**INSTRUCTIONS FOR THE TASK**
Return all of the lines below exactly as they are.

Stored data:

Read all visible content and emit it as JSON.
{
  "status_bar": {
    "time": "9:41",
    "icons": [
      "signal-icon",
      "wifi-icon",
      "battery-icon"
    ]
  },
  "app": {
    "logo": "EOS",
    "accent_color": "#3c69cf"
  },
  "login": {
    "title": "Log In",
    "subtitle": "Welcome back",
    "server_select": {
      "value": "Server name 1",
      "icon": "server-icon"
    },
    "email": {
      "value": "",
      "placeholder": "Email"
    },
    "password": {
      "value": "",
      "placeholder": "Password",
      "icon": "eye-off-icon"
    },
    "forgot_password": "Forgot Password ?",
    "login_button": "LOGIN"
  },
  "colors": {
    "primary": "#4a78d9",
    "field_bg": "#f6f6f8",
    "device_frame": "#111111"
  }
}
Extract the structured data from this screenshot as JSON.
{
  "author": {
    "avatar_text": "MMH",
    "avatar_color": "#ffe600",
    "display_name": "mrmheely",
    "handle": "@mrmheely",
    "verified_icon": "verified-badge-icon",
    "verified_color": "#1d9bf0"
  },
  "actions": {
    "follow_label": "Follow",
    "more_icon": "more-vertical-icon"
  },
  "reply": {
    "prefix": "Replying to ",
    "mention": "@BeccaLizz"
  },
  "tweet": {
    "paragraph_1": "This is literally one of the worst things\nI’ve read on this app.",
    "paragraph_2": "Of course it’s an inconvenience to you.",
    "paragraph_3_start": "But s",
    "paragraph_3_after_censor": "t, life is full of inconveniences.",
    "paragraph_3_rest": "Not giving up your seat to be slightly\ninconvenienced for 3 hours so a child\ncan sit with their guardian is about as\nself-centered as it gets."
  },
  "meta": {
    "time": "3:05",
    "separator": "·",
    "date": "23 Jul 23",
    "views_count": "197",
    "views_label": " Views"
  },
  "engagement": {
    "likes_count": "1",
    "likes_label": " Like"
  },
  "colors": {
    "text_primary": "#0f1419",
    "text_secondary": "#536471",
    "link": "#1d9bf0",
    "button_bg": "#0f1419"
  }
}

**OUTPUT**
Read all visible content and emit it as JSON.
{
  "status_bar": {
    "time": "9:41",
    "icons": [
      "signal-icon",
      "wifi-icon",
      "battery-icon"
    ]
  },
  "app": {
    "logo": "EOS",
    "accent_color": "#3c69cf"
  },
  "login": {
    "title": "Log In",
    "subtitle": "Welcome back",
    "server_select": {
      "value": "Server name 1",
      "icon": "server-icon"
    },
    "email": {
      "value": "",
      "placeholder": "Email"
    },
    "password": {
      "value": "",
      "placeholder": "Password",
      "icon": "eye-off-icon"
    },
    "forgot_password": "Forgot Password ?",
    "login_button": "LOGIN"
  },
  "colors": {
    "primary": "#4a78d9",
    "field_bg": "#f6f6f8",
    "device_frame": "#111111"
  }
}
Extract the structured data from this screenshot as JSON.
{
  "author": {
    "avatar_text": "MMH",
    "avatar_color": "#ffe600",
    "display_name": "mrmheely",
    "handle": "@mrmheely",
    "verified_icon": "verified-badge-icon",
    "verified_color": "#1d9bf0"
  },
  "actions": {
    "follow_label": "Follow",
    "more_icon": "more-vertical-icon"
  },
  "reply": {
    "prefix": "Replying to ",
    "mention": "@BeccaLizz"
  },
  "tweet": {
    "paragraph_1": "This is literally one of the worst things\nI’ve read on this app.",
    "paragraph_2": "Of course it’s an inconvenience to you.",
    "paragraph_3_start": "But s",
    "paragraph_3_after_censor": "t, life is full of inconveniences.",
    "paragraph_3_rest": "Not giving up your seat to be slightly\ninconvenienced for 3 hours so a child\ncan sit with their guardian is about as\nself-centered as it gets."
  },
  "meta": {
    "time": "3:05",
    "separator": "·",
    "date": "23 Jul 23",
    "views_count": "197",
    "views_label": " Views"
  },
  "engagement": {
    "likes_count": "1",
    "likes_label": " Like"
  },
  "colors": {
    "text_primary": "#0f1419",
    "text_secondary": "#536471",
    "link": "#1d9bf0",
    "button_bg": "#0f1419"
  }
}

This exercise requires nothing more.